### Objective
Transcribe the lines below verbatim, skipping the images.

Data records:
BEGIN
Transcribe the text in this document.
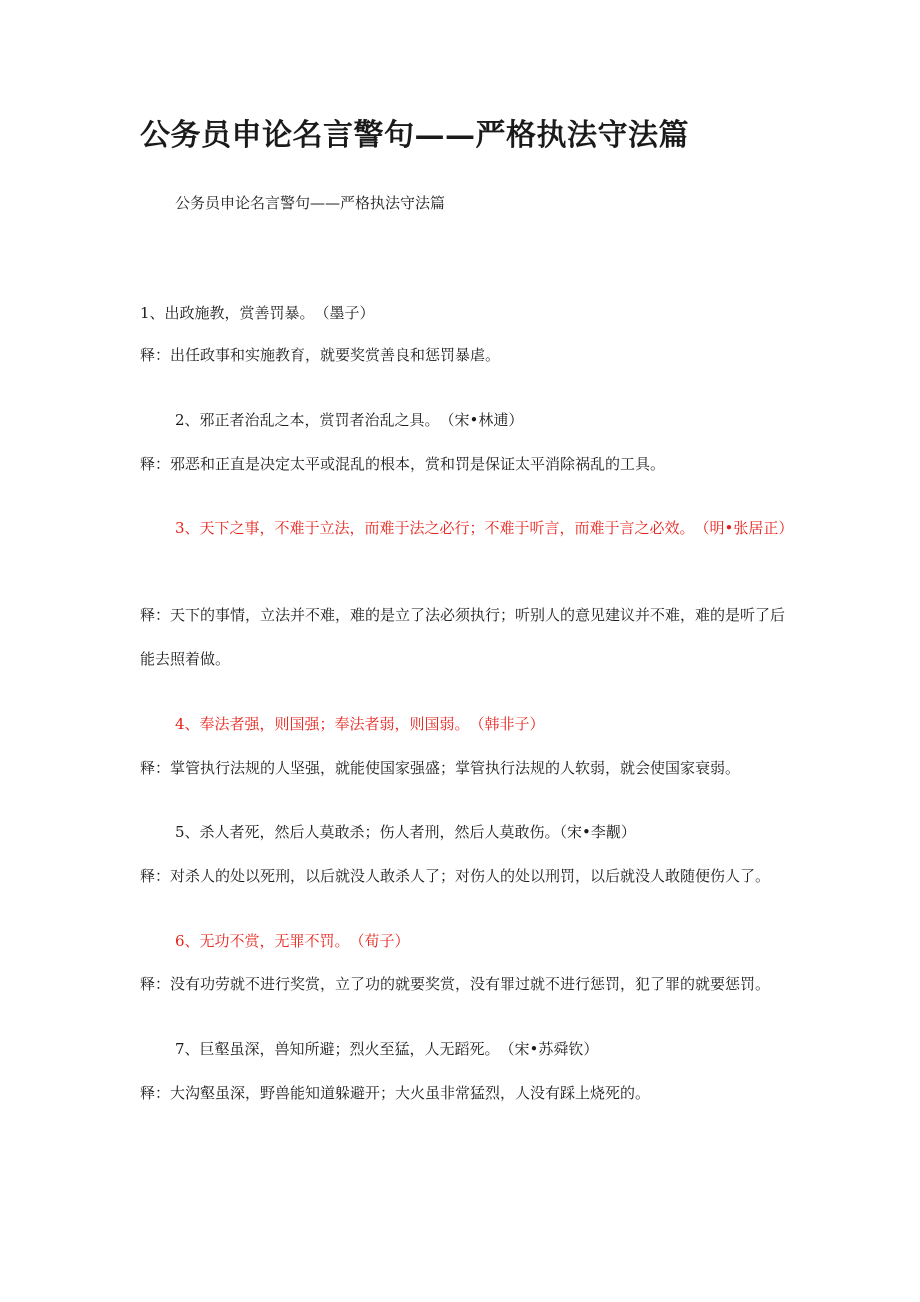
公务员申论名言警句——严格执法守法篇
公务员申论名言警句——严格执法守法篇
1、出政施教，赏善罚暴。　（墨子）
释：出任政事和实施教育，就要奖赏善良和惩罚暴虐。
2、邪正者治乱之本，赏罚者治乱之具。　（宋•林逋）
释：邪恶和正直是决定太平或混乱的根本，赏和罚是保证太平消除祸乱的工具。
3、天下之事，不难于立法，而难于法之必行；不难于听言，而难于言之必效。　（明•张居正）
释：天下的事情，立法并不难，难的是立了法必须执行；听别人的意见建议并不难，难的是听了后能去照着做。
4、奉法者强，则国强；奉法者弱，则国弱。　（韩非子）
释：掌管执行法规的人坚强，就能使国家强盛；掌管执行法规的人软弱，就会使国家衰弱。
5、杀人者死，然后人莫敢杀；伤人者刑，然后人莫敢伤。（宋•李觏）
释：对杀人的处以死刑，以后就没人敢杀人了；对伤人的处以刑罚，以后就没人敢随便伤人了。
6、无功不赏，无罪不罚。　（荀子）
释：没有功劳就不进行奖赏，立了功的就要奖赏，没有罪过就不进行惩罚，犯了罪的就要惩罚。
7、巨壑虽深，兽知所避；烈火至猛，人无蹈死。　（宋•苏舜钦）
释：大沟壑虽深，野兽能知道躲避开；大火虽非常猛烈，人没有踩上烧死的。
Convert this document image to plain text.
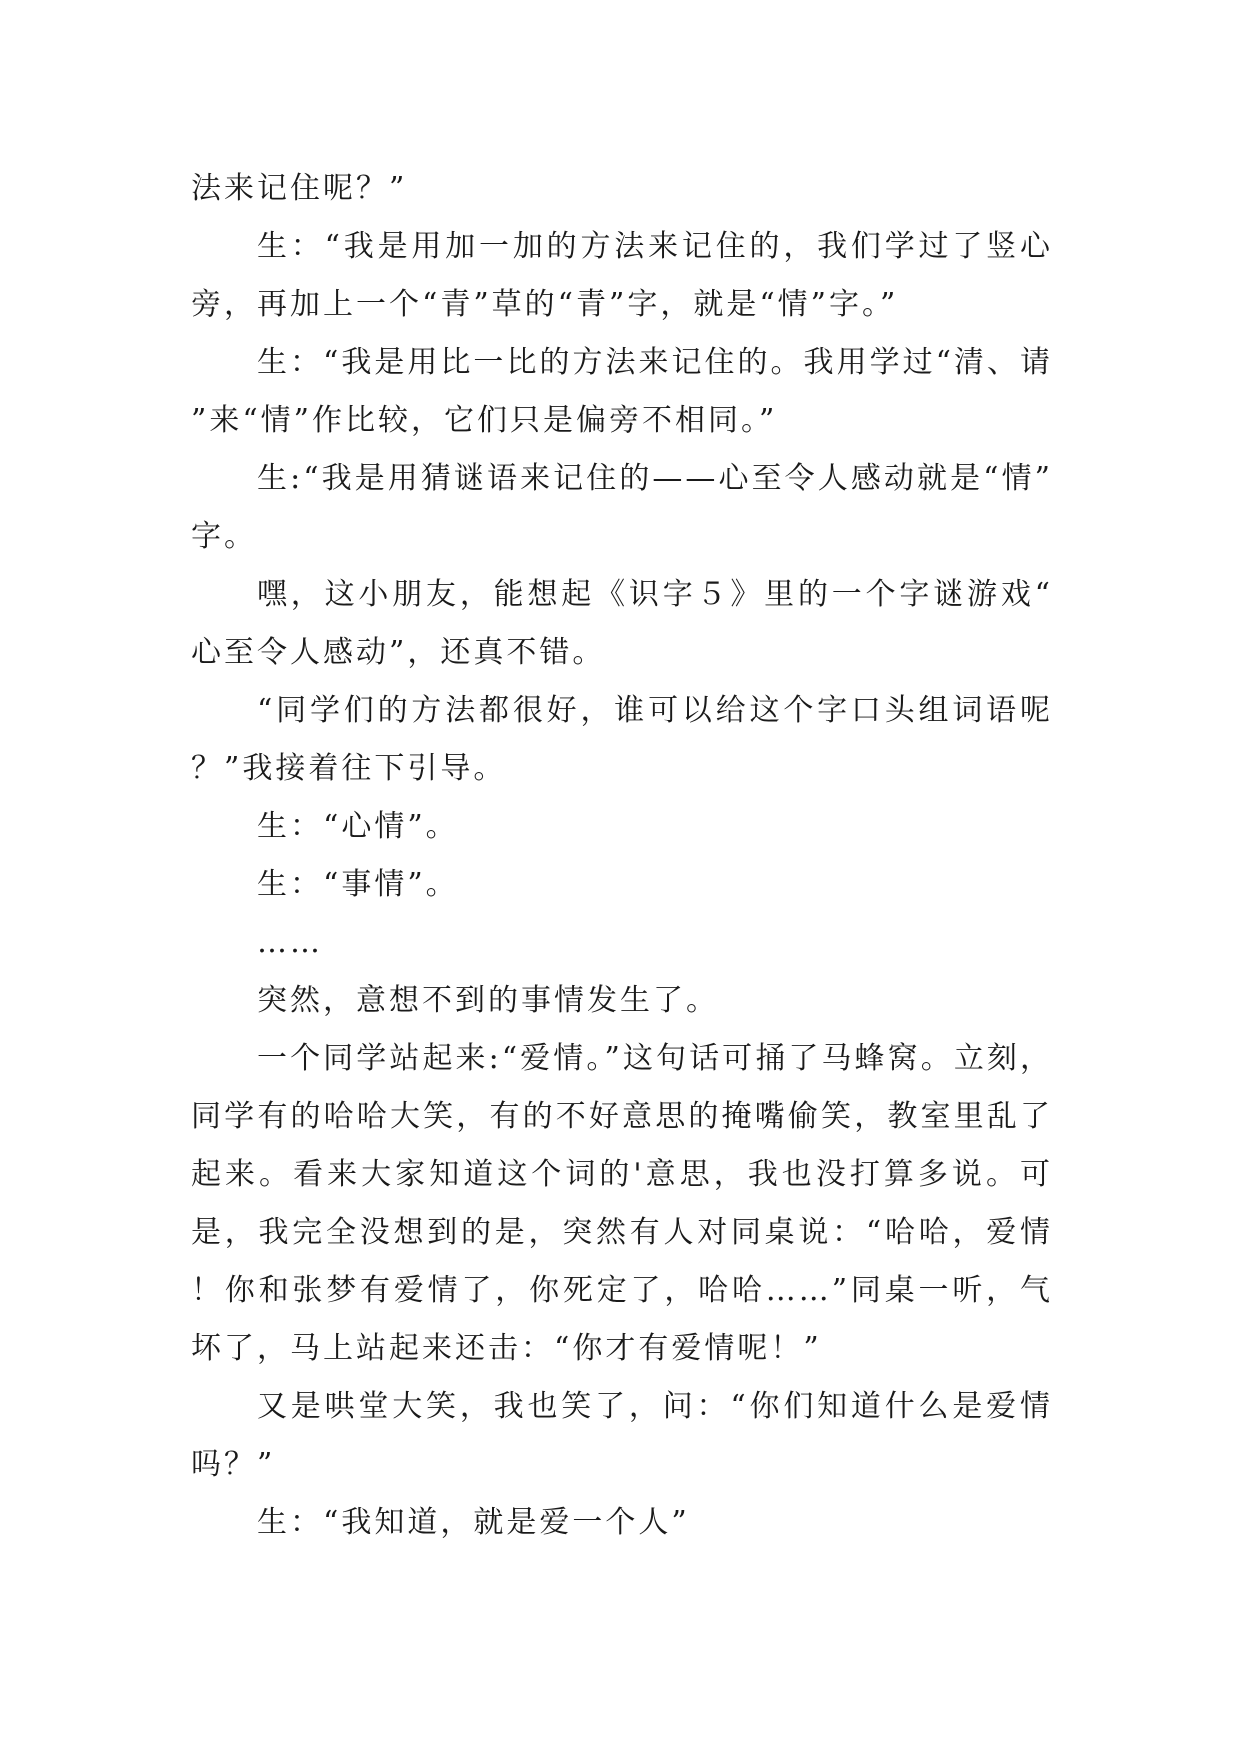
法来记住呢？”

生：“我是用加一加的方法来记住的，我们学过了竖心旁，再加上一个“青”草的“青”字，就是“情”字。”

生：“我是用比一比的方法来记住的。我用学过“清、请”来“情”作比较，它们只是偏旁不相同。”

生:“我是用猜谜语来记住的——心至令人感动就是“情”字。

嘿，这小朋友，能想起《识字５》里的一个字谜游戏“心至令人感动”，还真不错。

“同学们的方法都很好，谁可以给这个字口头组词语呢？”我接着往下引导。

生：“心情”。

生：“事情”。

……

突然，意想不到的事情发生了。

一个同学站起来:“爱情。”这句话可捅了马蜂窝。立刻，同学有的哈哈大笑，有的不好意思的掩嘴偷笑，教室里乱了起来。看来大家知道这个词的'意思，我也没打算多说。可是，我完全没想到的是，突然有人对同桌说：“哈哈，爱情！你和张梦有爱情了，你死定了，哈哈……”同桌一听，气坏了，马上站起来还击：“你才有爱情呢！”

又是哄堂大笑，我也笑了，问：“你们知道什么是爱情吗？”

生：“我知道，就是爱一个人”
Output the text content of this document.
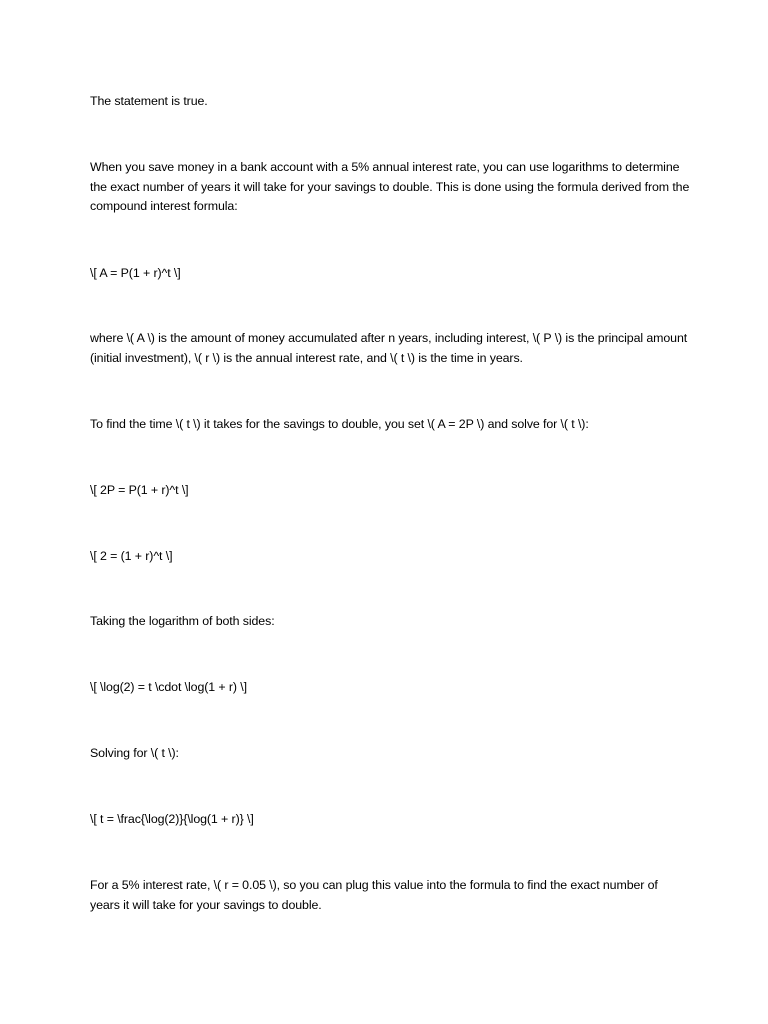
The statement is true.

When you save money in a bank account with a 5% annual interest rate, you can use logarithms to determine the exact number of years it will take for your savings to double. This is done using the formula derived from the compound interest formula:

\[ A = P(1 + r)^t \]

where \( A \) is the amount of money accumulated after n years, including interest, \( P \) is the principal amount (initial investment), \( r \) is the annual interest rate, and \( t \) is the time in years.

To find the time \( t \) it takes for the savings to double, you set \( A = 2P \) and solve for \( t \):

\[ 2P = P(1 + r)^t \]

\[ 2 = (1 + r)^t \]

Taking the logarithm of both sides:

\[ \log(2) = t \cdot \log(1 + r) \]

Solving for \( t \):

\[ t = \frac{\log(2)}{\log(1 + r)} \]

For a 5% interest rate, \( r = 0.05 \), so you can plug this value into the formula to find the exact number of years it will take for your savings to double.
END
### Exercise output
Transcribe the text in this document.
公务员申论名言警句——严格执法守法篇
公务员申论名言警句——严格执法守法篇
1、出政施教，赏善罚暴。　（墨子）
释：出任政事和实施教育，就要奖赏善良和惩罚暴虐。
2、邪正者治乱之本，赏罚者治乱之具。　（宋•林逋）
释：邪恶和正直是决定太平或混乱的根本，赏和罚是保证太平消除祸乱的工具。
3、天下之事，不难于立法，而难于法之必行；不难于听言，而难于言之必效。　（明•张居正）
释：天下的事情，立法并不难，难的是立了法必须执行；听别人的意见建议并不难，难的是听了后能去照着做。
4、奉法者强，则国强；奉法者弱，则国弱。　（韩非子）
释：掌管执行法规的人坚强，就能使国家强盛；掌管执行法规的人软弱，就会使国家衰弱。
5、杀人者死，然后人莫敢杀；伤人者刑，然后人莫敢伤。（宋•李觏）
释：对杀人的处以死刑，以后就没人敢杀人了；对伤人的处以刑罚，以后就没人敢随便伤人了。
6、无功不赏，无罪不罚。　（荀子）
释：没有功劳就不进行奖赏，立了功的就要奖赏，没有罪过就不进行惩罚，犯了罪的就要惩罚。
7、巨壑虽深，兽知所避；烈火至猛，人无蹈死。　（宋•苏舜钦）
释：大沟壑虽深，野兽能知道躲避开；大火虽非常猛烈，人没有踩上烧死的。
Convert this document image to plain text.
法来记住呢？”

生：“我是用加一加的方法来记住的，我们学过了竖心旁，再加上一个“青”草的“青”字，就是“情”字。”

生：“我是用比一比的方法来记住的。我用学过“清、请”来“情”作比较，它们只是偏旁不相同。”

生:“我是用猜谜语来记住的——心至令人感动就是“情”字。

嘿，这小朋友，能想起《识字５》里的一个字谜游戏“心至令人感动”，还真不错。

“同学们的方法都很好，谁可以给这个字口头组词语呢？”我接着往下引导。

生：“心情”。

生：“事情”。

……

突然，意想不到的事情发生了。

一个同学站起来:“爱情。”这句话可捅了马蜂窝。立刻，同学有的哈哈大笑，有的不好意思的掩嘴偷笑，教室里乱了起来。看来大家知道这个词的'意思，我也没打算多说。可是，我完全没想到的是，突然有人对同桌说：“哈哈，爱情！你和张梦有爱情了，你死定了，哈哈……”同桌一听，气坏了，马上站起来还击：“你才有爱情呢！”

又是哄堂大笑，我也笑了，问：“你们知道什么是爱情吗？”

生：“我知道，就是爱一个人”
Output the text content of this document.
The statement is true.

When you save money in a bank account with a 5% annual interest rate, you can use logarithms to determine the exact number of years it will take for your savings to double. This is done using the formula derived from the compound interest formula:

\[ A = P(1 + r)^t \]

where \( A \) is the amount of money accumulated after n years, including interest, \( P \) is the principal amount (initial investment), \( r \) is the annual interest rate, and \( t \) is the time in years.

To find the time \( t \) it takes for the savings to double, you set \( A = 2P \) and solve for \( t \):

\[ 2P = P(1 + r)^t \]

\[ 2 = (1 + r)^t \]

Taking the logarithm of both sides:

\[ \log(2) = t \cdot \log(1 + r) \]

Solving for \( t \):

\[ t = \frac{\log(2)}{\log(1 + r)} \]

For a 5% interest rate, \( r = 0.05 \), so you can plug this value into the formula to find the exact number of years it will take for your savings to double.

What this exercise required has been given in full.